Data records:
* START *
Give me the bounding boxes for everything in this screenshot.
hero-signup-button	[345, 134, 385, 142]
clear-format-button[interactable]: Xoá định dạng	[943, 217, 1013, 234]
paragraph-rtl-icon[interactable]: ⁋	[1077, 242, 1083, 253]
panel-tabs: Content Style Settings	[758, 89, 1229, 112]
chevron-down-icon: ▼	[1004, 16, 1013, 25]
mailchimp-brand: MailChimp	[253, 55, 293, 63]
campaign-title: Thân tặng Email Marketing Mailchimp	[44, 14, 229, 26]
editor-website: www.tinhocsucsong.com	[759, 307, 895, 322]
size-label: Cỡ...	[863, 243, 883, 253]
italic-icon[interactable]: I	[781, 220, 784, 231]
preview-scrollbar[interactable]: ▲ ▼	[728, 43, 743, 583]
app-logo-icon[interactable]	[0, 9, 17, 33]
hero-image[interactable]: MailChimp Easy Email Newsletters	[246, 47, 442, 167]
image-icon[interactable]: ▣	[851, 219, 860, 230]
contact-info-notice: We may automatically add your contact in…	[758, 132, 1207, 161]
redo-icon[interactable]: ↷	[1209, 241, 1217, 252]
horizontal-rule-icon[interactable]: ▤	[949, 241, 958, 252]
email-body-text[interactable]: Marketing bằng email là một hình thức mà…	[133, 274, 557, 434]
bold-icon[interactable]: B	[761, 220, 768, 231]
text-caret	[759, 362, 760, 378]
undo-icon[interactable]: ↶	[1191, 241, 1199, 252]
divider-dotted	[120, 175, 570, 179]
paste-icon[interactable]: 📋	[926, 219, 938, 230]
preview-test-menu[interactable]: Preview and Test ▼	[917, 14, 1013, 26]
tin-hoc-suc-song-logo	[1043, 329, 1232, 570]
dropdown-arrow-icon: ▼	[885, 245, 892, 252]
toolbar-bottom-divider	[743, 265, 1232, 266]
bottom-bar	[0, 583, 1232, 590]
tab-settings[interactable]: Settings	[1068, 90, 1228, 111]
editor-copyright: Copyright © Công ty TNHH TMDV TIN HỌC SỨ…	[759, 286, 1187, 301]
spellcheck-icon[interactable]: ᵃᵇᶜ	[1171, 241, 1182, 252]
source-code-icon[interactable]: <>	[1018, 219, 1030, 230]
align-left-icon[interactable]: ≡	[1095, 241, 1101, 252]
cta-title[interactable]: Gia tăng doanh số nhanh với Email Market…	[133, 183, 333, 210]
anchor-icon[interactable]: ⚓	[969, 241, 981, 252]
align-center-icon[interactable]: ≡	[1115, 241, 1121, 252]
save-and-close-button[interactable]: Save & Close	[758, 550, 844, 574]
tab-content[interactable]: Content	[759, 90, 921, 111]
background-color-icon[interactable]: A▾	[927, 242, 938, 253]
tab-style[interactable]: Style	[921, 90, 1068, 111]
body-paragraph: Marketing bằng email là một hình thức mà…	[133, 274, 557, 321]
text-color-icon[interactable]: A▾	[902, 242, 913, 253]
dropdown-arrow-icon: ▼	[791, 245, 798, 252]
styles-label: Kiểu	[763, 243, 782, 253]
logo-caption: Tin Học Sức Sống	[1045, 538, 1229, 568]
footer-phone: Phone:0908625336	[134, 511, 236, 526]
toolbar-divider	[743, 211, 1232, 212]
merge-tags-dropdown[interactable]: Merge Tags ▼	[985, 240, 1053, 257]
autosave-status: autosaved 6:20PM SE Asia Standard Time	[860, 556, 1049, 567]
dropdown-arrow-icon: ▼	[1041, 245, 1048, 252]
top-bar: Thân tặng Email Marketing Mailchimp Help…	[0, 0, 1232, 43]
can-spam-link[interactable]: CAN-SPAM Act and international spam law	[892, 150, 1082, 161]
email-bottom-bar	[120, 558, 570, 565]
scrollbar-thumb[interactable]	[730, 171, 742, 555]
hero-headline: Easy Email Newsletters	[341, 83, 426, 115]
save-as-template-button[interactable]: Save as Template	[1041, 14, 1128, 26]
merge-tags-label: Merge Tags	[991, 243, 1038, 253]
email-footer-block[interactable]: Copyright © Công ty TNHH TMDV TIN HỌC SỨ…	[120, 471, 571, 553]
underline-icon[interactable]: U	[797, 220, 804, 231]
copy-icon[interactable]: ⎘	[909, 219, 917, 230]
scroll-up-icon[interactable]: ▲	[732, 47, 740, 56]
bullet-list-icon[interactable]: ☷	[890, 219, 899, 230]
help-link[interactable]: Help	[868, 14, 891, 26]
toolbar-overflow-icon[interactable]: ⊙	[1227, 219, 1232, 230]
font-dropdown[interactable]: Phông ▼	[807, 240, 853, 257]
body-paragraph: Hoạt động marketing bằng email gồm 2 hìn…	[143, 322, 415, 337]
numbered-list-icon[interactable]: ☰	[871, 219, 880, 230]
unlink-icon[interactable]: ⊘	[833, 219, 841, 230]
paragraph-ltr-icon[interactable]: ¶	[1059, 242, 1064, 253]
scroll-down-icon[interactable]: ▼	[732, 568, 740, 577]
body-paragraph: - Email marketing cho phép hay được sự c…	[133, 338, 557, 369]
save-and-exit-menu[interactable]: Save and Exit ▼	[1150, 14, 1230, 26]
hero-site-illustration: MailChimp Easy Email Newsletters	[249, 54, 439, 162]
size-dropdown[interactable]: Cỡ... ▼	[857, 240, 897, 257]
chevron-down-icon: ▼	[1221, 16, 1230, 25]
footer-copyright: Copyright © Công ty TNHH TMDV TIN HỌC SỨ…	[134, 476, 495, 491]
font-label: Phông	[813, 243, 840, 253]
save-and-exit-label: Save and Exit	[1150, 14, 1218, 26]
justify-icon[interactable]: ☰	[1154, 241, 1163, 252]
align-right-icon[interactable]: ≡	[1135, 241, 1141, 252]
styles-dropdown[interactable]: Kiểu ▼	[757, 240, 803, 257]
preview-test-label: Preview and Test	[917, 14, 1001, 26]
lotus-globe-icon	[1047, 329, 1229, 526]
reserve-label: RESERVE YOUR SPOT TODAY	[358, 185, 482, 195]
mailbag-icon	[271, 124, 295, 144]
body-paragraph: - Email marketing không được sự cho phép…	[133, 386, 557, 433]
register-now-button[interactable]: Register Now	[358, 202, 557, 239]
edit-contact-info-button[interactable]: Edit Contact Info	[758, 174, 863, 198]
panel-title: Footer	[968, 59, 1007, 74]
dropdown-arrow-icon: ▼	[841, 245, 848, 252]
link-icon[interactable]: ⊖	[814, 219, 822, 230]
* END *
**Exercise aim**
Reproduce all of the data records above, line for line, without changing any character.

**Response to this exercise**
Give me the bounding boxes for everything in this screenshot.
hero-signup-button	[345, 134, 385, 142]
clear-format-button[interactable]: Xoá định dạng	[943, 217, 1013, 234]
paragraph-rtl-icon[interactable]: ⁋	[1077, 242, 1083, 253]
panel-tabs: Content Style Settings	[758, 89, 1229, 112]
chevron-down-icon: ▼	[1004, 16, 1013, 25]
mailchimp-brand: MailChimp	[253, 55, 293, 63]
campaign-title: Thân tặng Email Marketing Mailchimp	[44, 14, 229, 26]
editor-website: www.tinhocsucsong.com	[759, 307, 895, 322]
size-label: Cỡ...	[863, 243, 883, 253]
italic-icon[interactable]: I	[781, 220, 784, 231]
preview-scrollbar[interactable]: ▲ ▼	[728, 43, 743, 583]
app-logo-icon[interactable]	[0, 9, 17, 33]
hero-image[interactable]: MailChimp Easy Email Newsletters	[246, 47, 442, 167]
image-icon[interactable]: ▣	[851, 219, 860, 230]
contact-info-notice: We may automatically add your contact in…	[758, 132, 1207, 161]
redo-icon[interactable]: ↷	[1209, 241, 1217, 252]
horizontal-rule-icon[interactable]: ▤	[949, 241, 958, 252]
email-body-text[interactable]: Marketing bằng email là một hình thức mà…	[133, 274, 557, 434]
bold-icon[interactable]: B	[761, 220, 768, 231]
text-caret	[759, 362, 760, 378]
undo-icon[interactable]: ↶	[1191, 241, 1199, 252]
divider-dotted	[120, 175, 570, 179]
paste-icon[interactable]: 📋	[926, 219, 938, 230]
preview-test-menu[interactable]: Preview and Test ▼	[917, 14, 1013, 26]
tin-hoc-suc-song-logo	[1043, 329, 1232, 570]
dropdown-arrow-icon: ▼	[885, 245, 892, 252]
toolbar-bottom-divider	[743, 265, 1232, 266]
bottom-bar	[0, 583, 1232, 590]
tab-settings[interactable]: Settings	[1068, 90, 1228, 111]
editor-copyright: Copyright © Công ty TNHH TMDV TIN HỌC SỨ…	[759, 286, 1187, 301]
spellcheck-icon[interactable]: ᵃᵇᶜ	[1171, 241, 1182, 252]
source-code-icon[interactable]: <>	[1018, 219, 1030, 230]
align-left-icon[interactable]: ≡	[1095, 241, 1101, 252]
cta-title[interactable]: Gia tăng doanh số nhanh với Email Market…	[133, 183, 333, 210]
anchor-icon[interactable]: ⚓	[969, 241, 981, 252]
align-center-icon[interactable]: ≡	[1115, 241, 1121, 252]
save-and-close-button[interactable]: Save & Close	[758, 550, 844, 574]
tab-content[interactable]: Content	[759, 90, 921, 111]
background-color-icon[interactable]: A▾	[927, 242, 938, 253]
tab-style[interactable]: Style	[921, 90, 1068, 111]
body-paragraph: Marketing bằng email là một hình thức mà…	[133, 274, 557, 321]
text-color-icon[interactable]: A▾	[902, 242, 913, 253]
dropdown-arrow-icon: ▼	[791, 245, 798, 252]
styles-label: Kiểu	[763, 243, 782, 253]
logo-caption: Tin Học Sức Sống	[1045, 538, 1229, 568]
footer-phone: Phone:0908625336	[134, 511, 236, 526]
toolbar-divider	[743, 211, 1232, 212]
merge-tags-dropdown[interactable]: Merge Tags ▼	[985, 240, 1053, 257]
autosave-status: autosaved 6:20PM SE Asia Standard Time	[860, 556, 1049, 567]
dropdown-arrow-icon: ▼	[1041, 245, 1048, 252]
top-bar: Thân tặng Email Marketing Mailchimp Help…	[0, 0, 1232, 43]
can-spam-link[interactable]: CAN-SPAM Act and international spam law	[892, 150, 1082, 161]
email-bottom-bar	[120, 558, 570, 565]
scrollbar-thumb[interactable]	[730, 171, 742, 555]
hero-headline: Easy Email Newsletters	[341, 83, 426, 115]
save-as-template-button[interactable]: Save as Template	[1041, 14, 1128, 26]
merge-tags-label: Merge Tags	[991, 243, 1038, 253]
email-footer-block[interactable]: Copyright © Công ty TNHH TMDV TIN HỌC SỨ…	[120, 471, 571, 553]
underline-icon[interactable]: U	[797, 220, 804, 231]
copy-icon[interactable]: ⎘	[909, 219, 917, 230]
scroll-up-icon[interactable]: ▲	[732, 47, 740, 56]
bullet-list-icon[interactable]: ☷	[890, 219, 899, 230]
help-link[interactable]: Help	[868, 14, 891, 26]
toolbar-overflow-icon[interactable]: ⊙	[1227, 219, 1232, 230]
font-dropdown[interactable]: Phông ▼	[807, 240, 853, 257]
body-paragraph: Hoạt động marketing bằng email gồm 2 hìn…	[143, 322, 415, 337]
numbered-list-icon[interactable]: ☰	[871, 219, 880, 230]
unlink-icon[interactable]: ⊘	[833, 219, 841, 230]
paragraph-ltr-icon[interactable]: ¶	[1059, 242, 1064, 253]
scroll-down-icon[interactable]: ▼	[732, 568, 740, 577]
body-paragraph: - Email marketing cho phép hay được sự c…	[133, 338, 557, 369]
save-and-exit-menu[interactable]: Save and Exit ▼	[1150, 14, 1230, 26]
hero-site-illustration: MailChimp Easy Email Newsletters	[249, 54, 439, 162]
size-dropdown[interactable]: Cỡ... ▼	[857, 240, 897, 257]
chevron-down-icon: ▼	[1221, 16, 1230, 25]
footer-copyright: Copyright © Công ty TNHH TMDV TIN HỌC SỨ…	[134, 476, 495, 491]
font-label: Phông	[813, 243, 840, 253]
save-and-exit-label: Save and Exit	[1150, 14, 1218, 26]
justify-icon[interactable]: ☰	[1154, 241, 1163, 252]
align-right-icon[interactable]: ≡	[1135, 241, 1141, 252]
styles-dropdown[interactable]: Kiểu ▼	[757, 240, 803, 257]
preview-test-label: Preview and Test	[917, 14, 1001, 26]
lotus-globe-icon	[1047, 329, 1229, 526]
reserve-label: RESERVE YOUR SPOT TODAY	[358, 185, 482, 195]
mailbag-icon	[271, 124, 295, 144]
body-paragraph: - Email marketing không được sự cho phép…	[133, 386, 557, 433]
register-now-button[interactable]: Register Now	[358, 202, 557, 239]
edit-contact-info-button[interactable]: Edit Contact Info	[758, 174, 863, 198]
panel-title: Footer	[968, 59, 1007, 74]
dropdown-arrow-icon: ▼	[841, 245, 848, 252]
link-icon[interactable]: ⊖	[814, 219, 822, 230]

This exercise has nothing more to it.